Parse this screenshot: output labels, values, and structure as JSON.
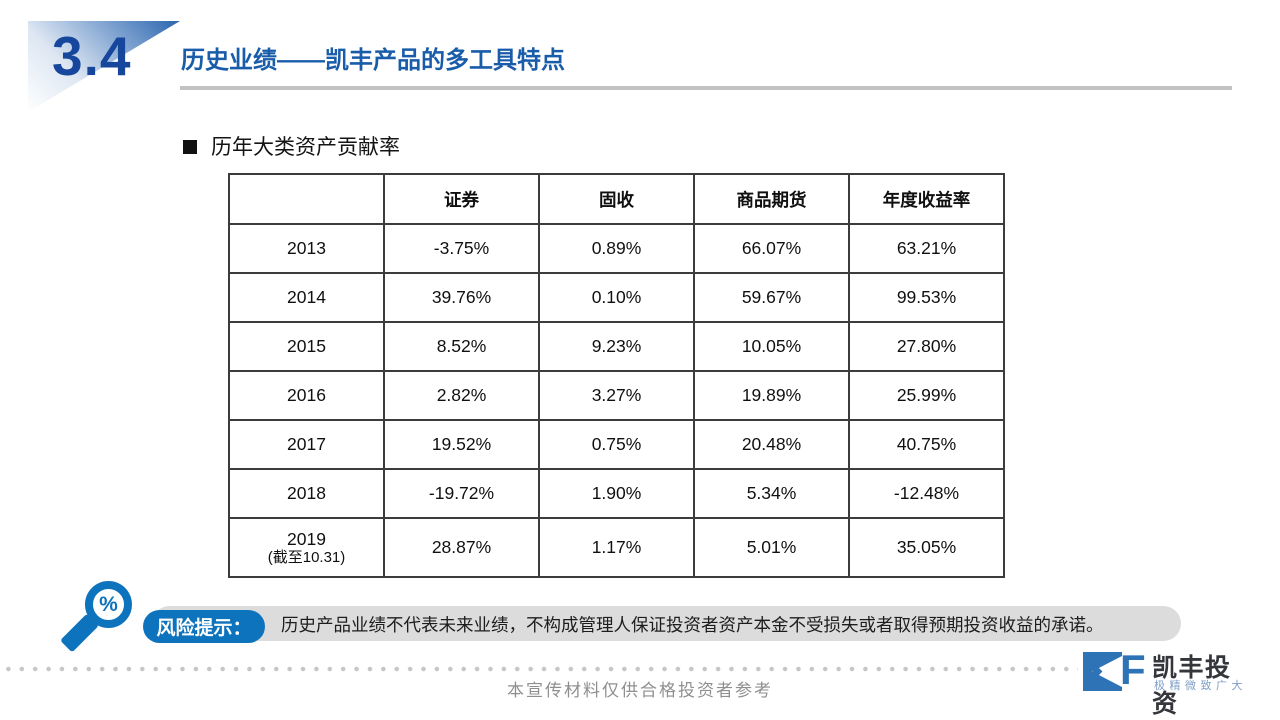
{
  "header": {
    "section_number": "3.4",
    "title": "历史业绩——凯丰产品的多工具特点"
  },
  "content": {
    "bullet_title": "历年大类资产贡献率"
  },
  "table": {
    "headers": [
      "",
      "证券",
      "固收",
      "商品期货",
      "年度收益率"
    ],
    "rows": [
      {
        "year": "2013",
        "year_note": "",
        "cells": [
          "-3.75%",
          "0.89%",
          "66.07%",
          "63.21%"
        ]
      },
      {
        "year": "2014",
        "year_note": "",
        "cells": [
          "39.76%",
          "0.10%",
          "59.67%",
          "99.53%"
        ]
      },
      {
        "year": "2015",
        "year_note": "",
        "cells": [
          "8.52%",
          "9.23%",
          "10.05%",
          "27.80%"
        ]
      },
      {
        "year": "2016",
        "year_note": "",
        "cells": [
          "2.82%",
          "3.27%",
          "19.89%",
          "25.99%"
        ]
      },
      {
        "year": "2017",
        "year_note": "",
        "cells": [
          "19.52%",
          "0.75%",
          "20.48%",
          "40.75%"
        ]
      },
      {
        "year": "2018",
        "year_note": "",
        "cells": [
          "-19.72%",
          "1.90%",
          "5.34%",
          "-12.48%"
        ]
      },
      {
        "year": "2019",
        "year_note": "(截至10.31)",
        "cells": [
          "28.87%",
          "1.17%",
          "5.01%",
          "35.05%"
        ]
      }
    ]
  },
  "risk": {
    "badge_label": "风险提示：",
    "text": "历史产品业绩不代表未来业绩，不构成管理人保证投资者资产本金不受损失或者取得预期投资收益的承诺。",
    "percent_symbol": "%"
  },
  "footer": {
    "disclaimer": "本宣传材料仅供合格投资者参考",
    "logo_name": "凯丰投资",
    "logo_tagline": "极精微致广大",
    "logo_letter": "F"
  },
  "colors": {
    "accent_blue": "#0e73bd",
    "navy": "#17479c",
    "title_blue": "#195ca9",
    "logo_blue": "#2e73b5",
    "bar_gray": "#dcdcdc",
    "rule_gray": "#c2c2c5"
  }
}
----
> [Work to be completed]
Leaving out the pictures, repeat the data above exactly.

> [Answer]
Parse this screenshot: output labels, values, and structure as JSON.
{
  "header": {
    "section_number": "3.4",
    "title": "历史业绩——凯丰产品的多工具特点"
  },
  "content": {
    "bullet_title": "历年大类资产贡献率"
  },
  "table": {
    "headers": [
      "",
      "证券",
      "固收",
      "商品期货",
      "年度收益率"
    ],
    "rows": [
      {
        "year": "2013",
        "year_note": "",
        "cells": [
          "-3.75%",
          "0.89%",
          "66.07%",
          "63.21%"
        ]
      },
      {
        "year": "2014",
        "year_note": "",
        "cells": [
          "39.76%",
          "0.10%",
          "59.67%",
          "99.53%"
        ]
      },
      {
        "year": "2015",
        "year_note": "",
        "cells": [
          "8.52%",
          "9.23%",
          "10.05%",
          "27.80%"
        ]
      },
      {
        "year": "2016",
        "year_note": "",
        "cells": [
          "2.82%",
          "3.27%",
          "19.89%",
          "25.99%"
        ]
      },
      {
        "year": "2017",
        "year_note": "",
        "cells": [
          "19.52%",
          "0.75%",
          "20.48%",
          "40.75%"
        ]
      },
      {
        "year": "2018",
        "year_note": "",
        "cells": [
          "-19.72%",
          "1.90%",
          "5.34%",
          "-12.48%"
        ]
      },
      {
        "year": "2019",
        "year_note": "(截至10.31)",
        "cells": [
          "28.87%",
          "1.17%",
          "5.01%",
          "35.05%"
        ]
      }
    ]
  },
  "risk": {
    "badge_label": "风险提示：",
    "text": "历史产品业绩不代表未来业绩，不构成管理人保证投资者资产本金不受损失或者取得预期投资收益的承诺。",
    "percent_symbol": "%"
  },
  "footer": {
    "disclaimer": "本宣传材料仅供合格投资者参考",
    "logo_name": "凯丰投资",
    "logo_tagline": "极精微致广大",
    "logo_letter": "F"
  },
  "colors": {
    "accent_blue": "#0e73bd",
    "navy": "#17479c",
    "title_blue": "#195ca9",
    "logo_blue": "#2e73b5",
    "bar_gray": "#dcdcdc",
    "rule_gray": "#c2c2c5"
  }
}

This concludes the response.